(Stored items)
+ + + + +

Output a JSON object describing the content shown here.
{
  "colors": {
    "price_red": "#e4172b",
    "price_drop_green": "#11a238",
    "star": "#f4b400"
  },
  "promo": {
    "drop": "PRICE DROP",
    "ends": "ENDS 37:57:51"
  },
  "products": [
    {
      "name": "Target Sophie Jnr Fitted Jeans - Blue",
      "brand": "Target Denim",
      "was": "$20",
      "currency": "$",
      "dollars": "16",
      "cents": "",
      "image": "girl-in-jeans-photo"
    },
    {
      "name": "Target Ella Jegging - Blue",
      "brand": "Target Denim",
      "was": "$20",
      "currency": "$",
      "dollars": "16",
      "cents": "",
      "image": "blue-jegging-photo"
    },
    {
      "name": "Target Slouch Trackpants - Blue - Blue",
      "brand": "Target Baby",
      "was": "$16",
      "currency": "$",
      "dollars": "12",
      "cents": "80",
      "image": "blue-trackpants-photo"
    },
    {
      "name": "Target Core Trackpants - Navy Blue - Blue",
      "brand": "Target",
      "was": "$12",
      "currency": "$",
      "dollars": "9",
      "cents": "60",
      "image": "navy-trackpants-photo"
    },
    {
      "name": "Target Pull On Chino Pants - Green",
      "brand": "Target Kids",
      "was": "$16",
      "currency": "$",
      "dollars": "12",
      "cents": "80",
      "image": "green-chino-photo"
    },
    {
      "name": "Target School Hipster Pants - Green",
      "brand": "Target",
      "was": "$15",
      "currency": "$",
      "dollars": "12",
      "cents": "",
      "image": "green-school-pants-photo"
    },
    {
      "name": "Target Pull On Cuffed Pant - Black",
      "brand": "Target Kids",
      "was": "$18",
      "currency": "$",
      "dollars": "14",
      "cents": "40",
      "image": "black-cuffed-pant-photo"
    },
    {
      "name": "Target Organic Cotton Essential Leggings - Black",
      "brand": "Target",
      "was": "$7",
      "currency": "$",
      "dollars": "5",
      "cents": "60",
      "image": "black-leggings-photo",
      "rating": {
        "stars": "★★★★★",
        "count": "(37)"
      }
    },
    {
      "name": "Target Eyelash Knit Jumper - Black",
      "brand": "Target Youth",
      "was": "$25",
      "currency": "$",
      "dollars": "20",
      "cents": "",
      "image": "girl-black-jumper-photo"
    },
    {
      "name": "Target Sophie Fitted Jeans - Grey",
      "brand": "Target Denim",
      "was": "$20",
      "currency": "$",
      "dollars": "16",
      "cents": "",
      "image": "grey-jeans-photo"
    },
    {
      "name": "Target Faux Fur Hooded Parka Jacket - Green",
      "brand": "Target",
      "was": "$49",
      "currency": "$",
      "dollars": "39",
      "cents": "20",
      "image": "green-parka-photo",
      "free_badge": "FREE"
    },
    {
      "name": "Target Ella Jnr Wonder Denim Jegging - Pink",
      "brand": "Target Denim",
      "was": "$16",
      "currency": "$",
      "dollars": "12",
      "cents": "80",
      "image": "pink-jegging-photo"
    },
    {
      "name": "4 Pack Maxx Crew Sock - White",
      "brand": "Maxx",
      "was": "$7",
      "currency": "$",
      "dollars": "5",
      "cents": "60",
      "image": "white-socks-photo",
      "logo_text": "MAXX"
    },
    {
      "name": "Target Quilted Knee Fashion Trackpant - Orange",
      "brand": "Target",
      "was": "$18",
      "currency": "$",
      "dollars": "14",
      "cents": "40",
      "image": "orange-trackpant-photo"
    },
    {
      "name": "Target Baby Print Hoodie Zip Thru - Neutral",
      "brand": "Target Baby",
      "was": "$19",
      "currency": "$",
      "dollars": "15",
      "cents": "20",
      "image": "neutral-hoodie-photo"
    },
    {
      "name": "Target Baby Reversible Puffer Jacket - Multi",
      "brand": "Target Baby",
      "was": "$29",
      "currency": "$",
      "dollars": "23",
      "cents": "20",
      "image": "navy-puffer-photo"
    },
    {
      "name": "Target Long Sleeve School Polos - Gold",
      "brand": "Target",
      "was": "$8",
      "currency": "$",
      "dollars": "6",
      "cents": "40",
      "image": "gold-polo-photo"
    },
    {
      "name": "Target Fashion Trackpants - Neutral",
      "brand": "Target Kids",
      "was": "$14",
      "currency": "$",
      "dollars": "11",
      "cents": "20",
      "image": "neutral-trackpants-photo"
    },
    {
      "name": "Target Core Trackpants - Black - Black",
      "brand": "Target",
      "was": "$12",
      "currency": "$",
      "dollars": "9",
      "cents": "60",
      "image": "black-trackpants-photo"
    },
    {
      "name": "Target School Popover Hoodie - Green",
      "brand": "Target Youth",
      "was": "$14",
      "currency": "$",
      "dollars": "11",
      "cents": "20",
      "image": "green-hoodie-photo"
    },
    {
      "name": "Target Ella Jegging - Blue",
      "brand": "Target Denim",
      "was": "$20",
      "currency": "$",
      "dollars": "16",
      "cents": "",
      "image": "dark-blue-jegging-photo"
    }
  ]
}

+ + + + +

(REQUEST):
Copy and report every line where the word "Sophie" is present.

(EXERCISE SOLUTION):
      "name": "Target Sophie Jnr Fitted Jeans - Blue",
      "name": "Target Sophie Fitted Jeans - Grey",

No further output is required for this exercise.